Supplied data:
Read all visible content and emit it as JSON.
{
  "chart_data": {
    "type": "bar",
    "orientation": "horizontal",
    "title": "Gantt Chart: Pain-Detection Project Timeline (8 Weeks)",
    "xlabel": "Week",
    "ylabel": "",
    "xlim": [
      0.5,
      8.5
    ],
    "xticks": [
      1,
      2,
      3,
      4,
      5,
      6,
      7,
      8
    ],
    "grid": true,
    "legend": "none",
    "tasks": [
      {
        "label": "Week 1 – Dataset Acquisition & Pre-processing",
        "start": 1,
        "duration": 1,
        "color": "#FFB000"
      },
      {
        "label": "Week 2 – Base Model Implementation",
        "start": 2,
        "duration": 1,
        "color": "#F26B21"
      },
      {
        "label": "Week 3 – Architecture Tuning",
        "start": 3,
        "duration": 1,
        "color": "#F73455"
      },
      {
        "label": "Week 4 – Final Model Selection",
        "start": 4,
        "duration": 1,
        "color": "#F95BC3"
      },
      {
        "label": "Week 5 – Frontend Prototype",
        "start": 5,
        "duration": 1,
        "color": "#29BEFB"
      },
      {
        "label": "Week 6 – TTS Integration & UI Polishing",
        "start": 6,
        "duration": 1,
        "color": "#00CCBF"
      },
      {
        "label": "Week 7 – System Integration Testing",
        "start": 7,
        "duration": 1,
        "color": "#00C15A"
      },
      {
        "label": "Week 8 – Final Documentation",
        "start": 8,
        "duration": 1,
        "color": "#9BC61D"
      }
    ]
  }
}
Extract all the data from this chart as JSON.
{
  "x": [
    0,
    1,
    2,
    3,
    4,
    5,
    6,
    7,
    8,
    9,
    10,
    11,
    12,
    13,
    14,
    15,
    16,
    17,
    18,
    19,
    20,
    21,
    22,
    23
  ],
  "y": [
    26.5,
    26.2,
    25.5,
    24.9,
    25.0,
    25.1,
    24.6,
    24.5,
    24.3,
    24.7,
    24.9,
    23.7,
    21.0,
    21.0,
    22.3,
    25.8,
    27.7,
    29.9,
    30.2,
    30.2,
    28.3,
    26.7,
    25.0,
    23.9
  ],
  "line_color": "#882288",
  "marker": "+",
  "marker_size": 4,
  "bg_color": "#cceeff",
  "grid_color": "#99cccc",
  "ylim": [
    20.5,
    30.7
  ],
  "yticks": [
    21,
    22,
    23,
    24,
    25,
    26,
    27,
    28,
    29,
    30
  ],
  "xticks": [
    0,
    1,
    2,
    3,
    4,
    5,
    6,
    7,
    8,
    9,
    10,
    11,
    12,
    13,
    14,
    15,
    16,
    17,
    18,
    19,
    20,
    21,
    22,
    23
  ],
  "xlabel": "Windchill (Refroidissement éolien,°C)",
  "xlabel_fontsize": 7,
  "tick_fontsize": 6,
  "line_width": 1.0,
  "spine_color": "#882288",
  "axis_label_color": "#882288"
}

What you should do: Take the line with "Extract all the data from this chart as JSON." and all lines after it through the end of the records, and write them out exactly; include nothing else.

Exercise response:
Extract all the data from this chart as JSON.
{
  "x": [
    0,
    1,
    2,
    3,
    4,
    5,
    6,
    7,
    8,
    9,
    10,
    11,
    12,
    13,
    14,
    15,
    16,
    17,
    18,
    19,
    20,
    21,
    22,
    23
  ],
  "y": [
    26.5,
    26.2,
    25.5,
    24.9,
    25.0,
    25.1,
    24.6,
    24.5,
    24.3,
    24.7,
    24.9,
    23.7,
    21.0,
    21.0,
    22.3,
    25.8,
    27.7,
    29.9,
    30.2,
    30.2,
    28.3,
    26.7,
    25.0,
    23.9
  ],
  "line_color": "#882288",
  "marker": "+",
  "marker_size": 4,
  "bg_color": "#cceeff",
  "grid_color": "#99cccc",
  "ylim": [
    20.5,
    30.7
  ],
  "yticks": [
    21,
    22,
    23,
    24,
    25,
    26,
    27,
    28,
    29,
    30
  ],
  "xticks": [
    0,
    1,
    2,
    3,
    4,
    5,
    6,
    7,
    8,
    9,
    10,
    11,
    12,
    13,
    14,
    15,
    16,
    17,
    18,
    19,
    20,
    21,
    22,
    23
  ],
  "xlabel": "Windchill (Refroidissement éolien,°C)",
  "xlabel_fontsize": 7,
  "tick_fontsize": 6,
  "line_width": 1.0,
  "spine_color": "#882288",
  "axis_label_color": "#882288"
}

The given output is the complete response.